Records about charts and figures:
+ + + +
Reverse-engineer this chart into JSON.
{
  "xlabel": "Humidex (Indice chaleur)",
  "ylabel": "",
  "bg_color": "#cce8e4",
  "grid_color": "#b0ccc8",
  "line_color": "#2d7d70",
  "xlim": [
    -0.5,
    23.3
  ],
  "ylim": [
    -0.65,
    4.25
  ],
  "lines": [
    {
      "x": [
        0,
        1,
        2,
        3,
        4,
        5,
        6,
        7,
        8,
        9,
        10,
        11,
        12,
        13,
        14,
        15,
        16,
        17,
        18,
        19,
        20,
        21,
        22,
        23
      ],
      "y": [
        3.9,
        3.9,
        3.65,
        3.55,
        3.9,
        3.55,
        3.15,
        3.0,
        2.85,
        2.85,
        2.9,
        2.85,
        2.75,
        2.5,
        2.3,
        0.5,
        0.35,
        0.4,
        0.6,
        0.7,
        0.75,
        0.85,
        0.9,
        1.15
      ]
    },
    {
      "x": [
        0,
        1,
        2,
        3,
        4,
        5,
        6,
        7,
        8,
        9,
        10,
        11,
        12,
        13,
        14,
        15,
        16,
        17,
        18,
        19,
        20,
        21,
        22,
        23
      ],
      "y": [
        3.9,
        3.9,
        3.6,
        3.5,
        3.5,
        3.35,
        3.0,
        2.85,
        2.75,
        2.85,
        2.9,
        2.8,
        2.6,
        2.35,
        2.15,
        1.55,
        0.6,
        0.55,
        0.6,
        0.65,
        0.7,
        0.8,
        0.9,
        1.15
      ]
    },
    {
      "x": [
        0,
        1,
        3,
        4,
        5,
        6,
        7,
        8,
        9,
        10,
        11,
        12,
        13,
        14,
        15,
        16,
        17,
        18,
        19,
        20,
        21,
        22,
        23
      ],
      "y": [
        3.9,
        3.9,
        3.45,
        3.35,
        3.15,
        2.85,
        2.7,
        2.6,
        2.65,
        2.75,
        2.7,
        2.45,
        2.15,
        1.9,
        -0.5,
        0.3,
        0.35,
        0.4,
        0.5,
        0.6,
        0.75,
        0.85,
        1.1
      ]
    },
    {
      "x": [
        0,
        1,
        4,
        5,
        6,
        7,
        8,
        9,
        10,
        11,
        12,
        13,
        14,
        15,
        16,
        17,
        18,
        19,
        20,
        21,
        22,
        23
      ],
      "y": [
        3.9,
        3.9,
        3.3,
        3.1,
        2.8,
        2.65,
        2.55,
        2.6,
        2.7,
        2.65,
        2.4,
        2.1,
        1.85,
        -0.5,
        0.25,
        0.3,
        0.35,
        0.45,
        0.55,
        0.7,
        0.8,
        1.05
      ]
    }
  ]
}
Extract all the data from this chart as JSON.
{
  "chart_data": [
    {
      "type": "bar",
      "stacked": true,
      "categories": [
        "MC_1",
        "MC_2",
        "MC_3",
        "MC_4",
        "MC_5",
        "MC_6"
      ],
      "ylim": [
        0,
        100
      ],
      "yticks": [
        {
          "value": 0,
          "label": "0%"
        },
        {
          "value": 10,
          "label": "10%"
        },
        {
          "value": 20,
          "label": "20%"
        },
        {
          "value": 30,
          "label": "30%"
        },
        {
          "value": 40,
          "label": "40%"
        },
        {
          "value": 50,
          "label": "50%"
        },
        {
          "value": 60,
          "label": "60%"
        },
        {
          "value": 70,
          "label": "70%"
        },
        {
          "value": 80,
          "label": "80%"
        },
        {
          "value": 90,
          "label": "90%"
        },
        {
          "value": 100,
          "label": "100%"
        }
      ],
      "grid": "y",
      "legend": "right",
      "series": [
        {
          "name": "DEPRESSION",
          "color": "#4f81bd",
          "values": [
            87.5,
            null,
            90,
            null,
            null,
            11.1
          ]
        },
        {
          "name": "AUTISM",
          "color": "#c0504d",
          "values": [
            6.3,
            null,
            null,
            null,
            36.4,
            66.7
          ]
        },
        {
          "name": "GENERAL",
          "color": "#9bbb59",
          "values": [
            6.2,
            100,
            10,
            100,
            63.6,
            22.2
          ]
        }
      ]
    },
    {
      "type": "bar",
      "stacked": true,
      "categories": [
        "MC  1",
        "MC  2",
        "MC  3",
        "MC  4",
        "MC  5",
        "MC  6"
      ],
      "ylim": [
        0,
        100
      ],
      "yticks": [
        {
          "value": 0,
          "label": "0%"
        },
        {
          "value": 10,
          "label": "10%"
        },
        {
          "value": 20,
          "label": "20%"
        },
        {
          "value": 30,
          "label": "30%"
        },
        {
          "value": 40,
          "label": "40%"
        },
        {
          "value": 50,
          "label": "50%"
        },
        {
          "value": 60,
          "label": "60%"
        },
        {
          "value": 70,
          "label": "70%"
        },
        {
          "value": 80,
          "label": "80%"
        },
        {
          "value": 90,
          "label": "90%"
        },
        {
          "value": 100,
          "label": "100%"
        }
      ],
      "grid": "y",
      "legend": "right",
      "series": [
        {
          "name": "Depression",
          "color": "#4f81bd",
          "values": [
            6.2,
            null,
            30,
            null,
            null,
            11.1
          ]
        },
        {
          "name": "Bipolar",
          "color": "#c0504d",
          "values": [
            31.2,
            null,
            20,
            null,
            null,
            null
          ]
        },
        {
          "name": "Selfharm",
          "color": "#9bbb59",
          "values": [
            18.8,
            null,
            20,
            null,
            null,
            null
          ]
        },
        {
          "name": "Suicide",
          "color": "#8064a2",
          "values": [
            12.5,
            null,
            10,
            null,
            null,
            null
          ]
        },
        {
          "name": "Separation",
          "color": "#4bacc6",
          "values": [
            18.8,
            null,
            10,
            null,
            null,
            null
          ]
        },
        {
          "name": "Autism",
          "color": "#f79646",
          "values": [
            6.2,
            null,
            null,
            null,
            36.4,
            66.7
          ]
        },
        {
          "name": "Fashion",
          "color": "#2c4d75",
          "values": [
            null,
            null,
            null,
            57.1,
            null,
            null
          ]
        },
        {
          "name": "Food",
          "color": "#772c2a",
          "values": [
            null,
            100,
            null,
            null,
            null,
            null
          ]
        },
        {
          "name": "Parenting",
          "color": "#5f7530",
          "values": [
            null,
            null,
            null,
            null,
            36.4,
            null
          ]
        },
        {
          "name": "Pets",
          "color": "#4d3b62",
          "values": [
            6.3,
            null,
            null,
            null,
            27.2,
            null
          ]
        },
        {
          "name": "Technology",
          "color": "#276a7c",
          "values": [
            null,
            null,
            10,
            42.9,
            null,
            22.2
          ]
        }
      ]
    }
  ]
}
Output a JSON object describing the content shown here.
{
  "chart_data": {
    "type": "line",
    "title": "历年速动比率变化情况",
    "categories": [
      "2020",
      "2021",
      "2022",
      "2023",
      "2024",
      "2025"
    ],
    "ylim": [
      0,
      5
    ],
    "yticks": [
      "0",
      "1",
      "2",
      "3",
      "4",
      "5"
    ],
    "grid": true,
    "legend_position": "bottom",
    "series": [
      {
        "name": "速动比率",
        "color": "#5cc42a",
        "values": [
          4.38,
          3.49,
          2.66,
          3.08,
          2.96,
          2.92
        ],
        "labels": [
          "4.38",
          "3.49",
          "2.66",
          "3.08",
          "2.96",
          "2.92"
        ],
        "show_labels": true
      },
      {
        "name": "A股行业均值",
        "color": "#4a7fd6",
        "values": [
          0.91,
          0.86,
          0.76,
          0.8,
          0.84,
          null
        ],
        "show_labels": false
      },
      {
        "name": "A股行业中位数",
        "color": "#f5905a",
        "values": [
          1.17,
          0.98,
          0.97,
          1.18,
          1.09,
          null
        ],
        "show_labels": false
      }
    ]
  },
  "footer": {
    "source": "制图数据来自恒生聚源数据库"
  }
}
+ + + +
_The task_
Which lines include the word "JSON"? Copy every one of them.

_Final answer_
Reverse-engineer this chart into JSON.
Extract all the data from this chart as JSON.
Output a JSON object describing the content shown here.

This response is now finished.